1931 Cádiz City Council election

All 40 seats in the Cádiz City Council 21 seats needed for a majority
|  | First party | Second party |
| Leader | Ramón de Carranza | Emilio de Sola |
| Party | Monarchist Coalition | Republican-Socialist Conjunction |
| Seats won | 40 | 0 |
| Popular vote | 24.081 | 5.595 |
| Percentage | 81.15% | 18.85% |
| Mayor before election Ramón de Carranza PLC | Elected mayor Elections anulled |

= April 1931 Cádiz municipal election =

On April 12, 1931, local elections were held throughout Spain, which would lead to the proclamation of the Second Spanish Republic after the victory of anti-monarchist candidates in most provincial capitals. In Cádiz, the elections were between the Monarchical Coalition and the Republican-Socialist Conjunction, with a total victory for the former, which managed to win all the council seats. After the proclamation of the Second Spanish Republic, the Provisional Government of the Republic would call for repeat elections in those municipalities where complaints had been filed against the results, including Cádiz.

== Electoral System ==
The number of councilors in each municipal council was determined by the population census. According to the Municipal Law of 1877, Cádiz was assigned 40 councilors, as it had a population between 75,001 and 80,000 inhabitants.

The Electoral Law of 1907 established that councilors had to be elected in districts of 4 members, although districts with between 3 and 7 members were also allowed. Voters were required to select several candidates through limited voting, which allowed them to vote for fewer candidates than the number of seats to be filled. The candidates who obtained a plurality of votes in each district were elected. If the number of candidates was equal to or lower than the number of seats to be filled, the candidates were automatically proclaimed without the need for elections. Voting was compulsory, although this was not enforced, and was based on universal male suffrage; eligible voters were men over twenty-five years of age with at least two years of residence in a municipality. Mayors were indirectly elected by the municipal council at the first session following the elections.

Cádiz was divided into 9 electoral districts that elected 4 councilors each, except for "Hospicio and Palma" and "Escuela and Pópulo", which each elected 6 councilors.

== Parties and campaign ==

=== Monarchist Coalition ===
The Cádiz caciques reached an agreement on March 4 to form the monarchist candidacies of the province. Led by José León de Carranza, a member of the Conservative Party and son of the mayor of Cádiz Ramón de Carranza, and the Count of the Andes, they sought to restore the old cacique-based pacts of the Restoration period. They agreed to divide the province into two spheres of influence: the capital and its surroundings for the Carranza family, and Jerez and the Sierra of Cádiz for the Count of the Andes.

This agreement excluded the supporters of former dictator Primo de Rivera grouped around the National Monarchist Union. They were led by José María Pemán and would break off their collaboration with the Cádiz oligarchs as a result of the aforementioned pact, criticizing the return of “cacique-style practices” that they considered contrary to the “work of Primo de Rivera.”

__WORK TO BE COMPLETED__
According to the article on the 1931 Cádiz municipal election, which two Cádiz districts elected 6 councilors each? The rows after this article are separate material with no connection to it.

__MATERIAL SHOWN__
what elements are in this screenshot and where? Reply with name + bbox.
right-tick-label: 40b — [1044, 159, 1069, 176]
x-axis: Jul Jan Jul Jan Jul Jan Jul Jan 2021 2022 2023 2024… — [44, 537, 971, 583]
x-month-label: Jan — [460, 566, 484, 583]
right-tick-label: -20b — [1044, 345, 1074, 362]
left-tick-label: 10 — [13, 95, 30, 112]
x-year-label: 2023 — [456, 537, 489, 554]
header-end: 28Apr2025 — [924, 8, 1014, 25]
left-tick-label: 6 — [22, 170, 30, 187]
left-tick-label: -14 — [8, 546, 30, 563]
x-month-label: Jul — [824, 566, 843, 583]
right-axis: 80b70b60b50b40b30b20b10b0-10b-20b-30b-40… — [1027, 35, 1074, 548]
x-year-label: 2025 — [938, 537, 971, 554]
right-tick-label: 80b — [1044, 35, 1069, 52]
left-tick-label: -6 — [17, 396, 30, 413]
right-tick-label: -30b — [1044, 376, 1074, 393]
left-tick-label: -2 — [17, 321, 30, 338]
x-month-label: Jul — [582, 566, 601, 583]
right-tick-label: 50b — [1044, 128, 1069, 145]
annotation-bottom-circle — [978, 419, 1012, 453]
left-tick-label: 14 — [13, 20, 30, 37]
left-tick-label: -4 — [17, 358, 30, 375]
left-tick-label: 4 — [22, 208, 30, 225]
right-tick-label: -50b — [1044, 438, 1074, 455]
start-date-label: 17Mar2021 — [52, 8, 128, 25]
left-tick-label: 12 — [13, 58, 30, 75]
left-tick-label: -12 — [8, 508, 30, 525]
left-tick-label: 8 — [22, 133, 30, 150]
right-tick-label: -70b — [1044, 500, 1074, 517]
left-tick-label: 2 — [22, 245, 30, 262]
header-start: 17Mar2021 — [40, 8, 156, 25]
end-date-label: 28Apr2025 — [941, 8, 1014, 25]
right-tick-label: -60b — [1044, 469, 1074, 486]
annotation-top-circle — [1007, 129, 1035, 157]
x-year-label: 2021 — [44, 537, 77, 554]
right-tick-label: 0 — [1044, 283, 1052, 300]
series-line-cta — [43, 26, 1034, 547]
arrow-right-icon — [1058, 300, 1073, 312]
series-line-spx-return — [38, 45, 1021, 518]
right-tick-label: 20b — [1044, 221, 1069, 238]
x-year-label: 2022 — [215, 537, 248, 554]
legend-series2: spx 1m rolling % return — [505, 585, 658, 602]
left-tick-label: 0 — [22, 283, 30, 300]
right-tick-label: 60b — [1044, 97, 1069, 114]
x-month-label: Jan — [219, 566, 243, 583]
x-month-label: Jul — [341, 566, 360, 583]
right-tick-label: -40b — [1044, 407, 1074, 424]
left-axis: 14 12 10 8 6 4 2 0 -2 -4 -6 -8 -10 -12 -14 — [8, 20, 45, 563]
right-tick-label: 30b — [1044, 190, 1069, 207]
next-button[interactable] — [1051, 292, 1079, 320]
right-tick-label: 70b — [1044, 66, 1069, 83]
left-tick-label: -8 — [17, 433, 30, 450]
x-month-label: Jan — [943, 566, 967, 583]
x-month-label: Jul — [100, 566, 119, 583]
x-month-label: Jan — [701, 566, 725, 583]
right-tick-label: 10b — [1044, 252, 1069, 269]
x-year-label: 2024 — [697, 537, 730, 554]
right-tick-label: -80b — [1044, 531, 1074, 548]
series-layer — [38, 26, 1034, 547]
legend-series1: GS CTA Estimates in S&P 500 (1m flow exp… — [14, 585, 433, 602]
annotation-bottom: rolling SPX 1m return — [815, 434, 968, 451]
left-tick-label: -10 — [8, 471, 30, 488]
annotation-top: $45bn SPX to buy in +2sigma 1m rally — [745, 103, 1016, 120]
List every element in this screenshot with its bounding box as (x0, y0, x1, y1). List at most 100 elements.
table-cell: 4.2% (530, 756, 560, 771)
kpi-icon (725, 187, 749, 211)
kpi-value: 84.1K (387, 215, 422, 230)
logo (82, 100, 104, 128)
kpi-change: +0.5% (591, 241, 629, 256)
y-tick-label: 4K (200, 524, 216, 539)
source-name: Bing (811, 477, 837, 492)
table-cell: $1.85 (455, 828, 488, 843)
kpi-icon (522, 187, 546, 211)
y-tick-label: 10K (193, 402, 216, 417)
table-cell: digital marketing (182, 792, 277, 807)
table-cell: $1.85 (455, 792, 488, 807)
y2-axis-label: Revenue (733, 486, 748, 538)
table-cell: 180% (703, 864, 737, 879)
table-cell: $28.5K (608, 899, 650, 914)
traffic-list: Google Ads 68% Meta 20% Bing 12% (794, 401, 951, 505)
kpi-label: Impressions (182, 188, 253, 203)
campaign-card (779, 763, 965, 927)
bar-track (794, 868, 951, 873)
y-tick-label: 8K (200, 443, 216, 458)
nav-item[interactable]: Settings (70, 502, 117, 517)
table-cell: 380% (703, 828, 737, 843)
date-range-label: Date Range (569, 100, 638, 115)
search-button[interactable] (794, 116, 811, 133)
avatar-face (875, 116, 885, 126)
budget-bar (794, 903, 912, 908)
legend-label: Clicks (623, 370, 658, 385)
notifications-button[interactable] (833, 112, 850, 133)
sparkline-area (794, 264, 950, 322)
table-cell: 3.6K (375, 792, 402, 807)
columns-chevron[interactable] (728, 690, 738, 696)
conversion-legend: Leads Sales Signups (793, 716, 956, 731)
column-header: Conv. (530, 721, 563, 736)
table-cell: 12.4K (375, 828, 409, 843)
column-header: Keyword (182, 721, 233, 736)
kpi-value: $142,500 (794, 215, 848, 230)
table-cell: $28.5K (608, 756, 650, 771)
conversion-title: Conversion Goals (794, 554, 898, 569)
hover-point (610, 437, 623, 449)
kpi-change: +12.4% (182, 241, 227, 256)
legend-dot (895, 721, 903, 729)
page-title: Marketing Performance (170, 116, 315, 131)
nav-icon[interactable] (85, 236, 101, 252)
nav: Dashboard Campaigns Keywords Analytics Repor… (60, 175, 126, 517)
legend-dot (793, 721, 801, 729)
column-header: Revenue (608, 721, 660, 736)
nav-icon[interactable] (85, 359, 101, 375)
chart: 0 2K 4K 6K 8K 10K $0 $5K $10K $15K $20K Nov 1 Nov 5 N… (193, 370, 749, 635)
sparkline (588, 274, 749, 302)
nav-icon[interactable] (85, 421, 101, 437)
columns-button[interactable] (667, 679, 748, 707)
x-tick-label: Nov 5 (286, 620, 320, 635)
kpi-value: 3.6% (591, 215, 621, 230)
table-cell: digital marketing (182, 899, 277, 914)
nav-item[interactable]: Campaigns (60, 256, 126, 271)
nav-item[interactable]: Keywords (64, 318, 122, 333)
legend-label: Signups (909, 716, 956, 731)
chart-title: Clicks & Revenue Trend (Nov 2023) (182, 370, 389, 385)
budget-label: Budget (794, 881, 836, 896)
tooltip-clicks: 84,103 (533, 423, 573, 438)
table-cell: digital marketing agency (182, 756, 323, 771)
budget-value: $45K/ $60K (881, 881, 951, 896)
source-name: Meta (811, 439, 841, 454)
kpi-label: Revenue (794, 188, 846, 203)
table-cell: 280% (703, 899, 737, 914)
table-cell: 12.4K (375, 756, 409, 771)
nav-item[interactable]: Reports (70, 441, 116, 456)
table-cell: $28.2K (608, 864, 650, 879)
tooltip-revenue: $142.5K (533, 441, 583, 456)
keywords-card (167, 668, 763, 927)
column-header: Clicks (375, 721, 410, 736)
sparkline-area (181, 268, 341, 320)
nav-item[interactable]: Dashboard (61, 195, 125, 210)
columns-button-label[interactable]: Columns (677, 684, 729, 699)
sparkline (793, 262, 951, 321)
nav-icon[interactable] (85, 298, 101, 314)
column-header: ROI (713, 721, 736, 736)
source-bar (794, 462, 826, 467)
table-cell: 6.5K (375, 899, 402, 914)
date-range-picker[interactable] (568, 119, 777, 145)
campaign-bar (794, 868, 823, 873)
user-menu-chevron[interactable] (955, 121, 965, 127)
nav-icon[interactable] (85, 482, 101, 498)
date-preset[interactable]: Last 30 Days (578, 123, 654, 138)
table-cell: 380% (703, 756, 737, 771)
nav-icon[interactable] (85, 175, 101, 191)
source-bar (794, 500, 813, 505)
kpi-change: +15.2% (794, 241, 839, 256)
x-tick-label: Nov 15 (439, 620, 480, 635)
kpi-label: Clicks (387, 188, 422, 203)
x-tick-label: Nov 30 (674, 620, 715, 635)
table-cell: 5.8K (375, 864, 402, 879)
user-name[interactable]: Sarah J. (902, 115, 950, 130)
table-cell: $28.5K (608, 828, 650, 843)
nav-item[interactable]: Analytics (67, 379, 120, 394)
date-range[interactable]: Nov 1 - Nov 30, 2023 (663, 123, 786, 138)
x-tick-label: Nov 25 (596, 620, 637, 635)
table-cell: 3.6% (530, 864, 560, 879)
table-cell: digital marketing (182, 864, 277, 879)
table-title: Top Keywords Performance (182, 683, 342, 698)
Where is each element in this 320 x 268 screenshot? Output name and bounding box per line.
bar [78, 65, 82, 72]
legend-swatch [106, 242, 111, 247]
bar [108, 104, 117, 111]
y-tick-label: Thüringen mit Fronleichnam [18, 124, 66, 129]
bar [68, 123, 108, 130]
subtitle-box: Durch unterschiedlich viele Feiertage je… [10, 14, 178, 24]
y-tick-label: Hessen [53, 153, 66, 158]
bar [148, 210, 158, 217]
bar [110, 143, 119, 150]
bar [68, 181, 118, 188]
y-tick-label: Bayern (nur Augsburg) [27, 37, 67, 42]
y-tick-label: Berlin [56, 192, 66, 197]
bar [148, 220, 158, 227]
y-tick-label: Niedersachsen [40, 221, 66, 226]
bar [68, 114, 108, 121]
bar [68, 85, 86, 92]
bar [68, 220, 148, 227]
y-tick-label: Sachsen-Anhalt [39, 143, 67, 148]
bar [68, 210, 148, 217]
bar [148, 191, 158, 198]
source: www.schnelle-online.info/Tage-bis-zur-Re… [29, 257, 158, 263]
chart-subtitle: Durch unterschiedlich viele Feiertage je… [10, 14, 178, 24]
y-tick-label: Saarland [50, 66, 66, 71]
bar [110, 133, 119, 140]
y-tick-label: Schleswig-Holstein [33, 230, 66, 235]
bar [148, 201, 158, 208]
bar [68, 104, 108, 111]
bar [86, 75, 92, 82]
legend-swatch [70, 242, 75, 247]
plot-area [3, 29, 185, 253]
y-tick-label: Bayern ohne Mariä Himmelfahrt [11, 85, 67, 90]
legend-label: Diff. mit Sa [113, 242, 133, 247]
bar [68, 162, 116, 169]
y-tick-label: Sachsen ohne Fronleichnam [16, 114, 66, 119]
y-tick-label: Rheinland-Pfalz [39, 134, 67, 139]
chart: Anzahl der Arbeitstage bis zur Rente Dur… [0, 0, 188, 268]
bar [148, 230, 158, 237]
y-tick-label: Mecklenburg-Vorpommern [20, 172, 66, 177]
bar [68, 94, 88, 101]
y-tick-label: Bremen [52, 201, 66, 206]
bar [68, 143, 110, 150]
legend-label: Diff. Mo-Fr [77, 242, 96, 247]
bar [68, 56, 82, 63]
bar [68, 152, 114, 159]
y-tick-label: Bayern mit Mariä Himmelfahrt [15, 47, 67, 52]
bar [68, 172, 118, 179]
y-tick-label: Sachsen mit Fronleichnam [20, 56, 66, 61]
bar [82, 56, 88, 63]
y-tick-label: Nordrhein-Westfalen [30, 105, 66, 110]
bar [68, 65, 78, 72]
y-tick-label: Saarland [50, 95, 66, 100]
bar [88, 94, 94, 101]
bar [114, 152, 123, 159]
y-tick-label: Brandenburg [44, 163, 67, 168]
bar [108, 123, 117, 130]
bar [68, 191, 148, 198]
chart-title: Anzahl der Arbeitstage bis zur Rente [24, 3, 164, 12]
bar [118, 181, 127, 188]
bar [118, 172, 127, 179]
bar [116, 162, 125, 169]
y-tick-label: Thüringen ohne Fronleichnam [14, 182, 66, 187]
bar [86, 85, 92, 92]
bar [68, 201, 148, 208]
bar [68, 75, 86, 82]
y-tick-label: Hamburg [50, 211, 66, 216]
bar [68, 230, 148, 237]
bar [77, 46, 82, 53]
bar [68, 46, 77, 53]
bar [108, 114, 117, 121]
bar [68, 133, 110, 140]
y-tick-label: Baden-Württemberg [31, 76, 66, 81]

__THE REPLY__
"Hospicio and Palma" and "Escuela and Pópulo" each elected 6 councilors.